Stored items
-- -- --
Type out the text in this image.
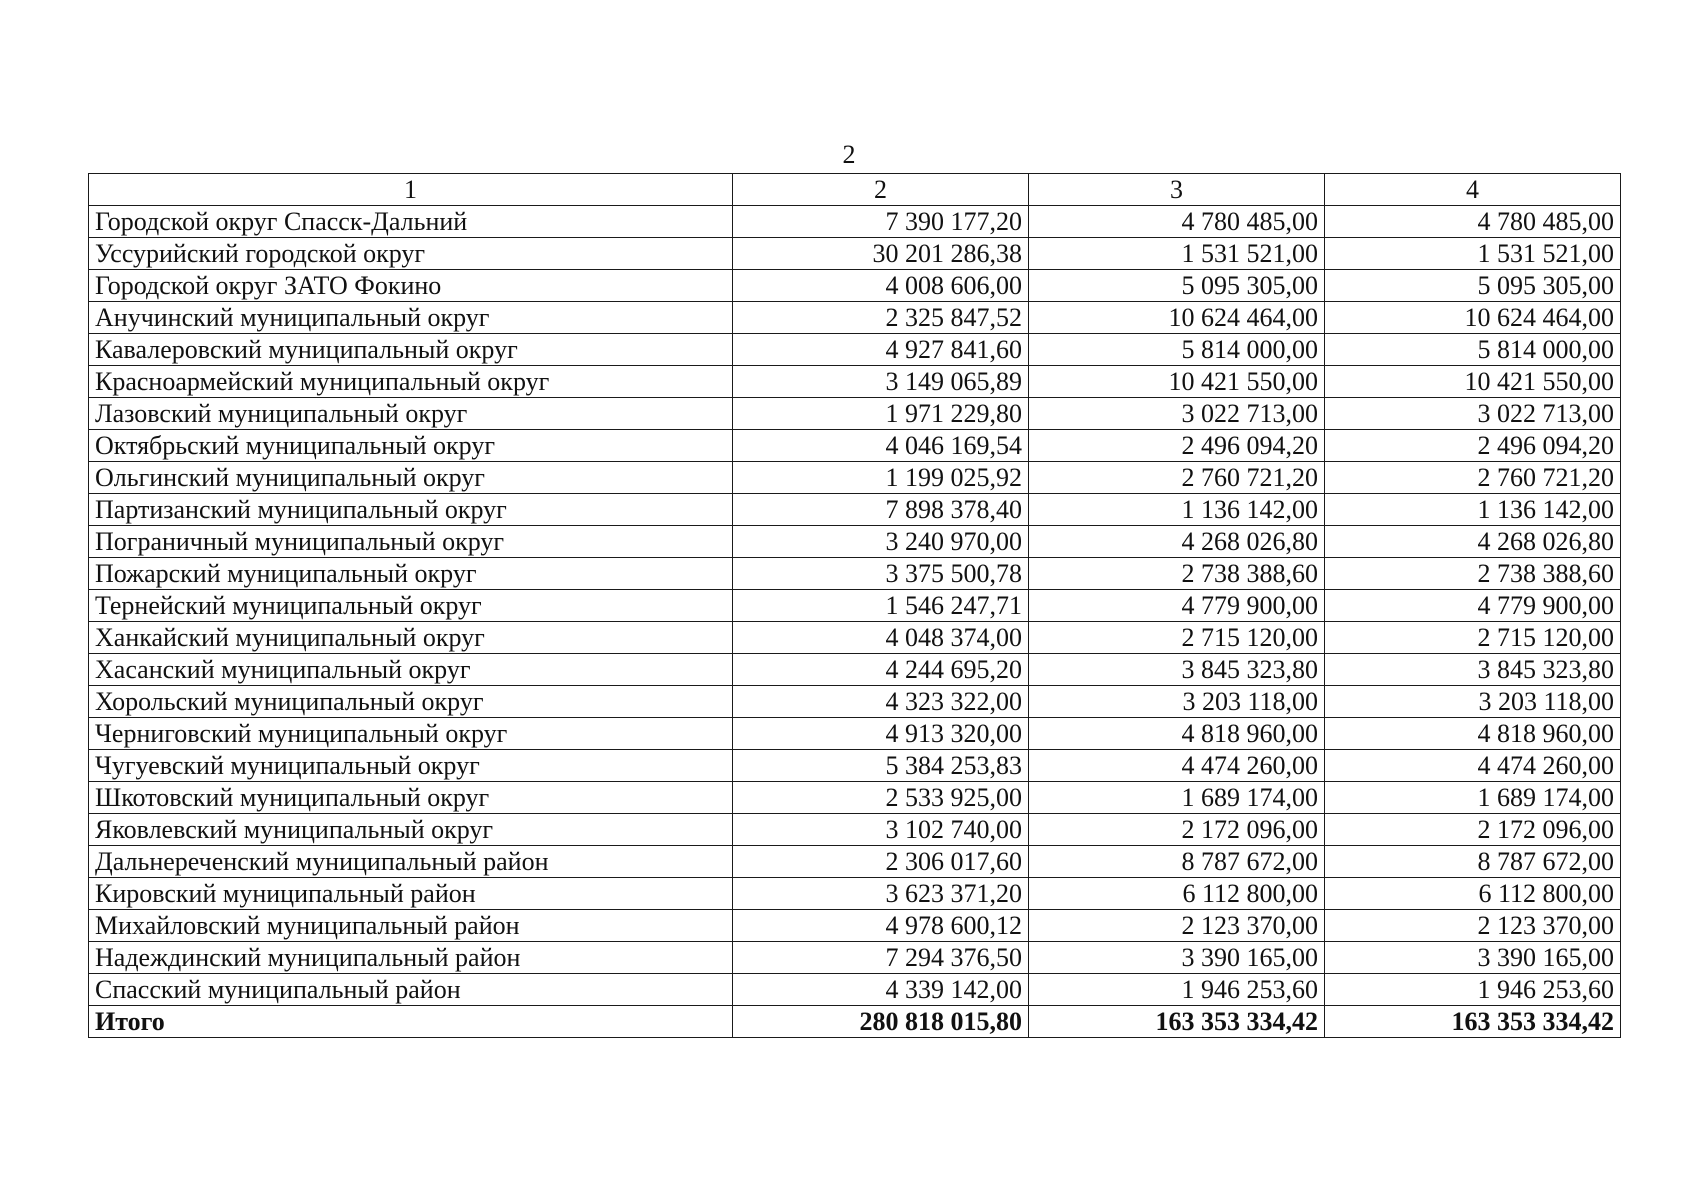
2
1	2	3	4
Городской округ Спасск-Дальний	7 390 177,20	4 780 485,00	4 780 485,00
Уссурийский городской округ	30 201 286,38	1 531 521,00	1 531 521,00
Городской округ ЗАТО Фокино	4 008 606,00	5 095 305,00	5 095 305,00
Анучинский муниципальный округ	2 325 847,52	10 624 464,00	10 624 464,00
Кавалеровский муниципальный округ	4 927 841,60	5 814 000,00	5 814 000,00
Красноармейский муниципальный округ	3 149 065,89	10 421 550,00	10 421 550,00
Лазовский муниципальный округ	1 971 229,80	3 022 713,00	3 022 713,00
Октябрьский муниципальный округ	4 046 169,54	2 496 094,20	2 496 094,20
Ольгинский муниципальный округ	1 199 025,92	2 760 721,20	2 760 721,20
Партизанский муниципальный округ	7 898 378,40	1 136 142,00	1 136 142,00
Пограничный муниципальный округ	3 240 970,00	4 268 026,80	4 268 026,80
Пожарский муниципальный округ	3 375 500,78	2 738 388,60	2 738 388,60
Тернейский муниципальный округ	1 546 247,71	4 779 900,00	4 779 900,00
Ханкайский муниципальный округ	4 048 374,00	2 715 120,00	2 715 120,00
Хасанский муниципальный округ	4 244 695,20	3 845 323,80	3 845 323,80
Хорольский муниципальный округ	4 323 322,00	3 203 118,00	3 203 118,00
Черниговский муниципальный округ	4 913 320,00	4 818 960,00	4 818 960,00
Чугуевский муниципальный округ	5 384 253,83	4 474 260,00	4 474 260,00
Шкотовский муниципальный округ	2 533 925,00	1 689 174,00	1 689 174,00
Яковлевский муниципальный округ	3 102 740,00	2 172 096,00	2 172 096,00
Дальнереченский муниципальный район	2 306 017,60	8 787 672,00	8 787 672,00
Кировский муниципальный район	3 623 371,20	6 112 800,00	6 112 800,00
Михайловский муниципальный район	4 978 600,12	2 123 370,00	2 123 370,00
Надеждинский муниципальный район	7 294 376,50	3 390 165,00	3 390 165,00
Спасский муниципальный район	4 339 142,00	1 946 253,60	1 946 253,60
Итого	280 818 015,80	163 353 334,42	163 353 334,42
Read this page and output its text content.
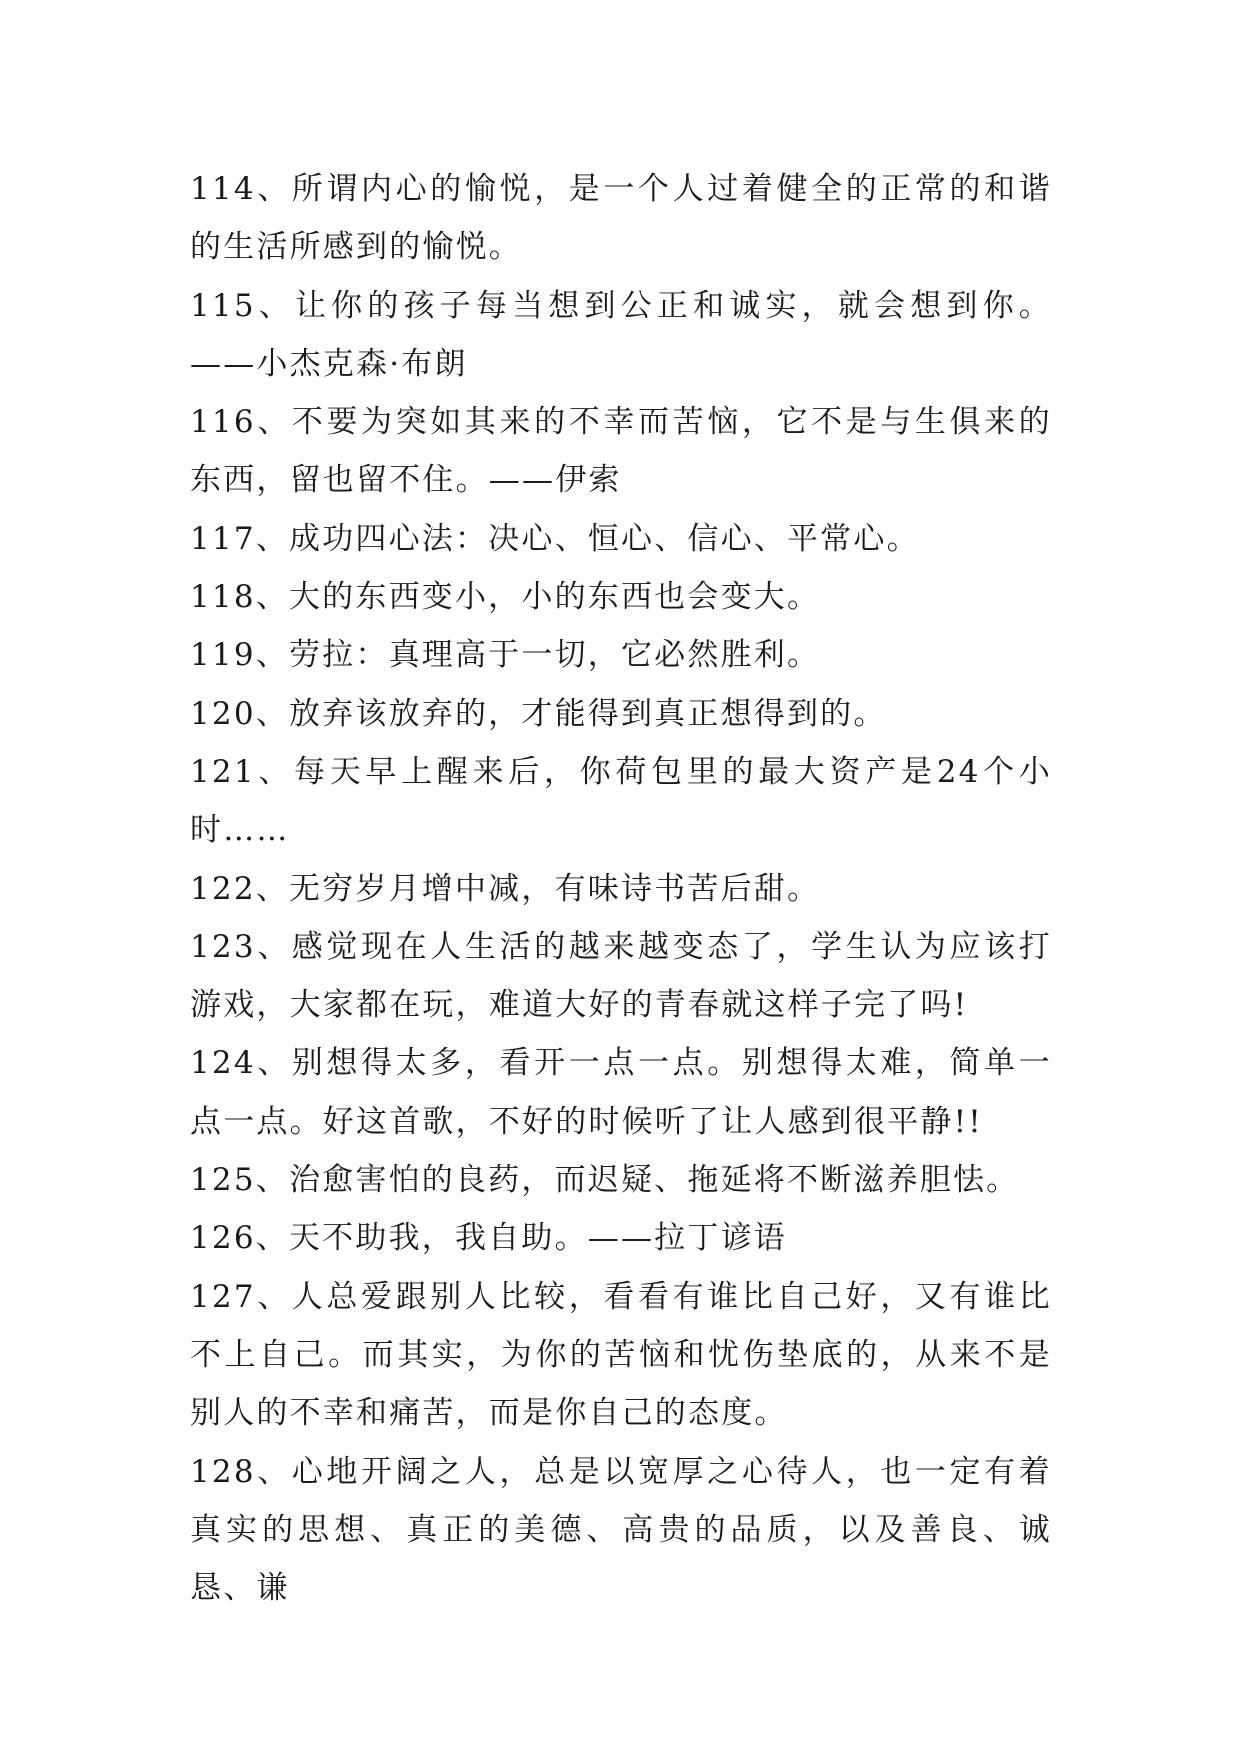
114、所谓内心的愉悦，是一个人过着健全的正常的和谐的生活所感到的愉悦。

115、让你的孩子每当想到公正和诚实，就会想到你。——小杰克森·布朗

116、不要为突如其来的不幸而苦恼，它不是与生俱来的东西，留也留不住。——伊索

117、成功四心法：决心、恒心、信心、平常心。

118、大的东西变小，小的东西也会变大。

119、劳拉：真理高于一切，它必然胜利。

120、放弃该放弃的，才能得到真正想得到的。

121、每天早上醒来后，你荷包里的最大资产是24个小时……

122、无穷岁月增中减，有味诗书苦后甜。

123、感觉现在人生活的越来越变态了，学生认为应该打游戏，大家都在玩，难道大好的青春就这样子完了吗!

124、别想得太多，看开一点一点。别想得太难，简单一点一点。好这首歌，不好的时候听了让人感到很平静!!

125、治愈害怕的良药，而迟疑、拖延将不断滋养胆怯。

126、天不助我，我自助。——拉丁谚语

127、人总爱跟别人比较，看看有谁比自己好，又有谁比不上自己。而其实，为你的苦恼和忧伤垫底的，从来不是别人的不幸和痛苦，而是你自己的态度。

128、心地开阔之人，总是以宽厚之心待人，也一定有着真实的思想、真正的美德、高贵的品质，以及善良、诚恳、谦
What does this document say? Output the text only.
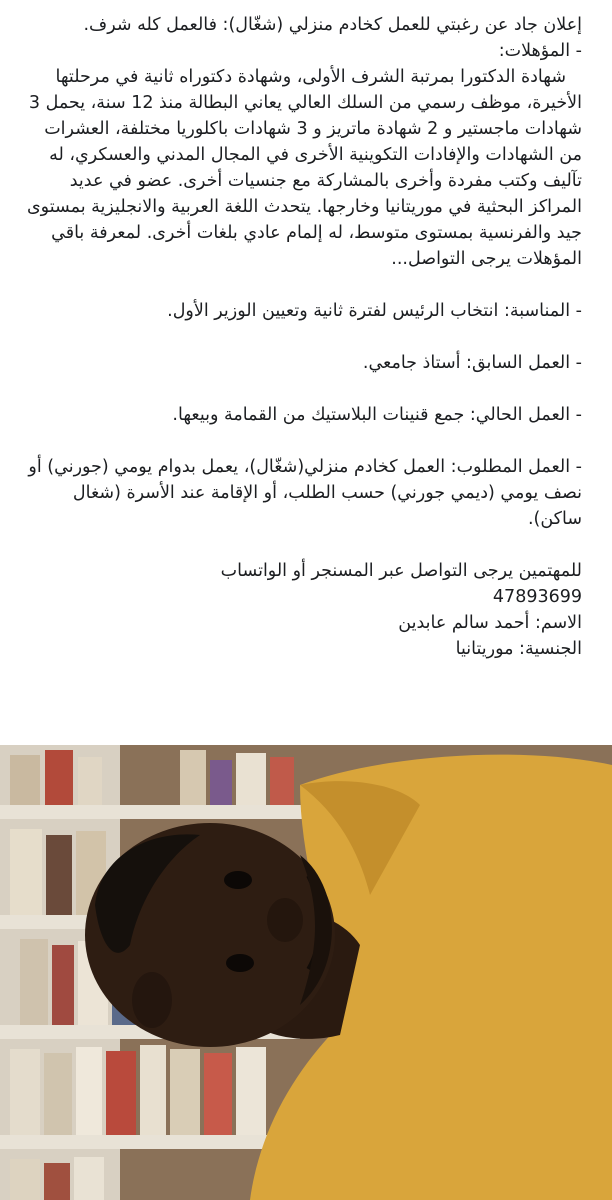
إعلان جاد عن رغبتي للعمل كخادم منزلي (شغّال): فالعمل كله شرف.

- المؤهلات:

شهادة الدكتورا بمرتبة الشرف الأولى، وشهادة دكتوراه ثانية في مرحلتها الأخيرة، موظف رسمي من السلك العالي يعاني البطالة منذ 12 سنة، يحمل 3 شهادات ماجستير و 2 شهادة ماتريز و 3 شهادات باكلوريا مختلفة، العشرات من الشهادات والإفادات التكوينية الأخرى في المجال المدني والعسكري، له تآليف وكتب مفردة وأخرى بالمشاركة مع جنسيات أخرى. عضو في عديد المراكز البحثية في موريتانيا وخارجها. يتحدث اللغة العربية والانجليزية بمستوى جيد والفرنسية بمستوى متوسط، له إلمام عادي بلغات أخرى. لمعرفة باقي المؤهلات يرجى التواصل...

- المناسبة: انتخاب الرئيس لفترة ثانية وتعيين الوزير الأول.

- العمل السابق: أستاذ جامعي.

- العمل الحالي: جمع قنينات البلاستيك من القمامة وبيعها.

- العمل المطلوب: العمل كخادم منزلي(شغّال)، يعمل بدوام يومي (جورني) أو نصف يومي (ديمي جورني) حسب الطلب، أو الإقامة عند الأسرة (شغال ساكن).

للمهتمين يرجى التواصل عبر المسنجر أو الواتساب

47893699

الاسم: أحمد سالم عابدين

الجنسية: موريتانيا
-- -- --
--- Goal of the exercise ---
Pull out all lines of the data with the string "район".

--- Finished answer ---
Дальнереченский муниципальный район	2 306 017,60	8 787 672,00	8 787 672,00
Кировский муниципальный район	3 623 371,20	6 112 800,00	6 112 800,00
Михайловский муниципальный район	4 978 600,12	2 123 370,00	2 123 370,00
Надеждинский муниципальный район	7 294 376,50	3 390 165,00	3 390 165,00
Спасский муниципальный район	4 339 142,00	1 946 253,60	1 946 253,60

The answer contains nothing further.